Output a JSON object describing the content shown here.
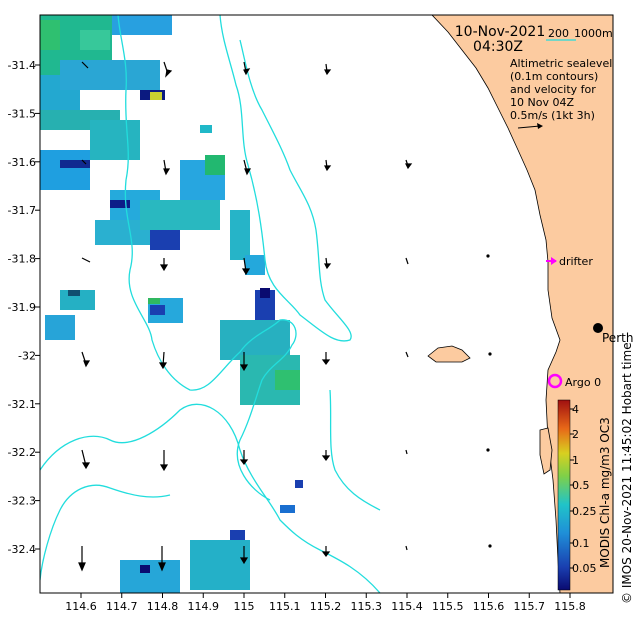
{
  "map": {
    "date": "10-Nov-2021",
    "time": "04:30Z",
    "depth_scale": {
      "label_200": "200",
      "label_1000": "1000m"
    },
    "description": [
      "Altimetric sealevel",
      "(0.1m contours)",
      "and velocity for",
      "10 Nov 04Z",
      "0.5m/s (1kt 3h)"
    ],
    "x_ticks": [
      "114.6",
      "114.7",
      "114.8",
      "114.9",
      "115",
      "115.1",
      "115.2",
      "115.3",
      "115.4",
      "115.5",
      "115.6",
      "115.7",
      "115.8"
    ],
    "y_ticks": [
      "-31.4",
      "-31.5",
      "-31.6",
      "-31.7",
      "-31.8",
      "-31.9",
      "-32",
      "-32.1",
      "-32.2",
      "-32.3",
      "-32.4"
    ],
    "labels": {
      "drifter": "drifter",
      "city": "Perth",
      "argo": "Argo 0"
    },
    "footer_credit": "© IMOS 20-Nov-2021 11:45:02 Hobart time",
    "colorbar": {
      "label": "MODIS Chl-a mg/m3 OC3",
      "ticks": [
        "4",
        "2",
        "1",
        "0.5",
        "0.25",
        "0.1",
        "0.05"
      ]
    },
    "colors": {
      "land": "#fccba0",
      "contour": "#22dddd",
      "drifter": "#ff00ff",
      "argo": "#ff00ff"
    }
  }
}
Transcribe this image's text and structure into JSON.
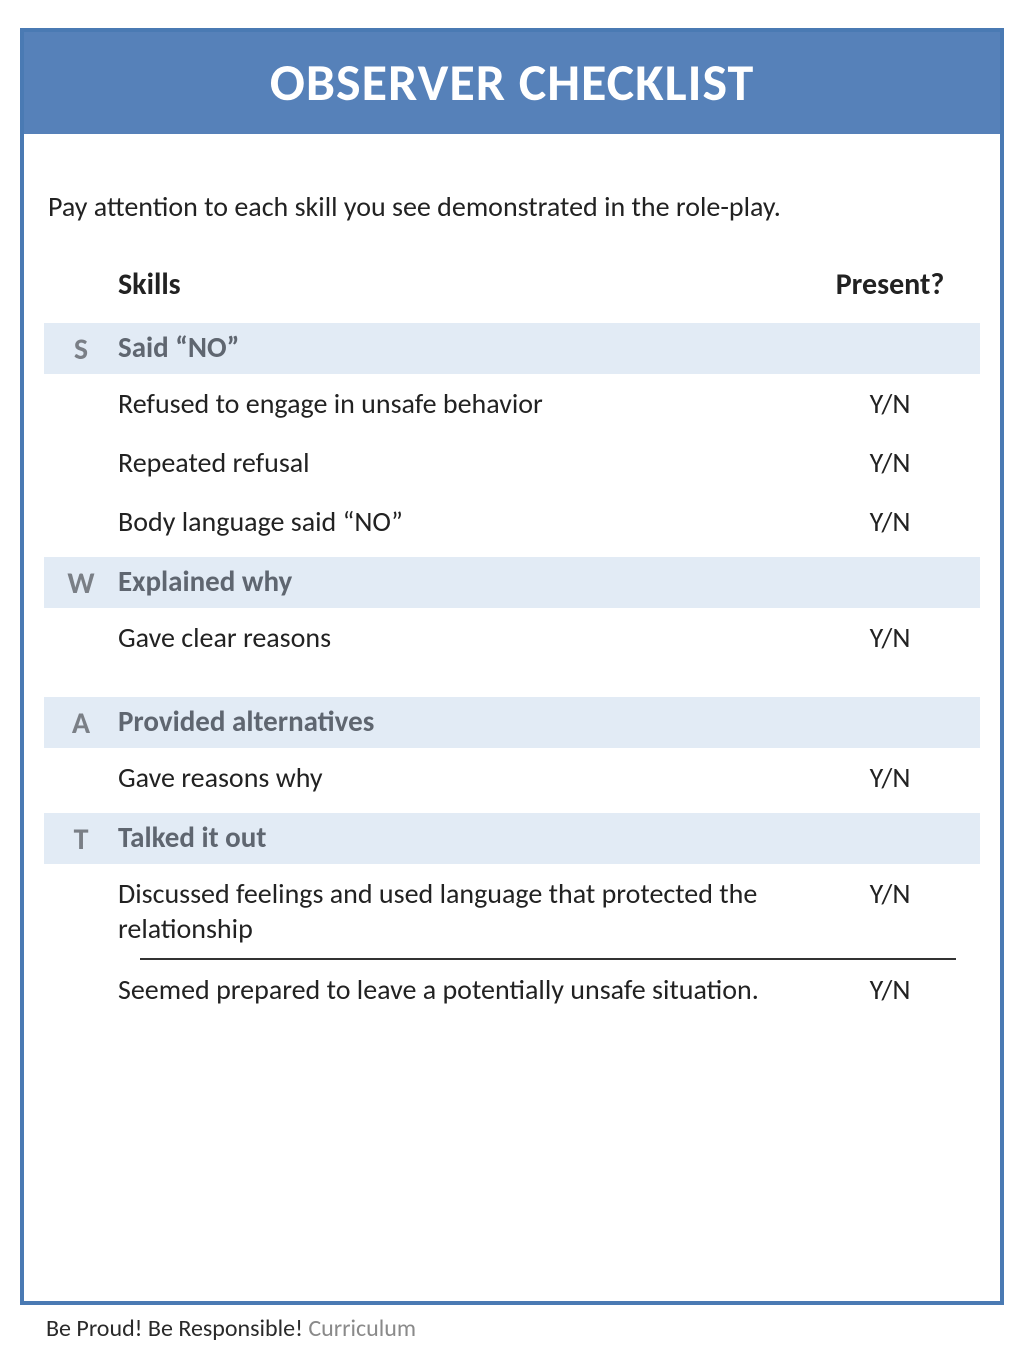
{
  "title": "OBSERVER CHECKLIST",
  "instruction": "Pay attention to each skill you see demonstrated in the role-play.",
  "table": {
    "headers": {
      "skills": "Skills",
      "present": "Present?"
    },
    "yn": "Y/N",
    "groups": [
      {
        "letter": "S",
        "label": "Said “NO”",
        "items": [
          "Refused to engage in unsafe behavior",
          "Repeated refusal",
          "Body language said “NO”"
        ]
      },
      {
        "letter": "W",
        "label": "Explained why",
        "items": [
          "Gave clear reasons"
        ]
      },
      {
        "letter": "A",
        "label": "Provided alternatives",
        "items": [
          "Gave reasons why"
        ]
      },
      {
        "letter": "T",
        "label": "Talked it out",
        "items": [
          "Discussed feelings and used language that protected the relationship",
          "Seemed prepared to leave a potentially unsafe situation."
        ]
      }
    ]
  },
  "footer": {
    "bold": "Be Proud! Be Responsible! ",
    "light": "Curriculum"
  },
  "colors": {
    "frame_border": "#4a7ab3",
    "title_bg": "#5681b9",
    "title_text": "#ffffff",
    "group_bg": "#e2ebf5",
    "group_text": "#5f6670",
    "letter_text": "#7a7f86",
    "body_text": "#222222",
    "footer_light": "#8a8a8a"
  }
}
☆ ☆ ☆ ☆
#### Instruction
Identify every line above with the string "unsafe" in it. Copy those lines.

#### Worked answer
          "Refused to engage in unsafe behavior",
          "Seemed prepared to leave a potentially unsafe situation."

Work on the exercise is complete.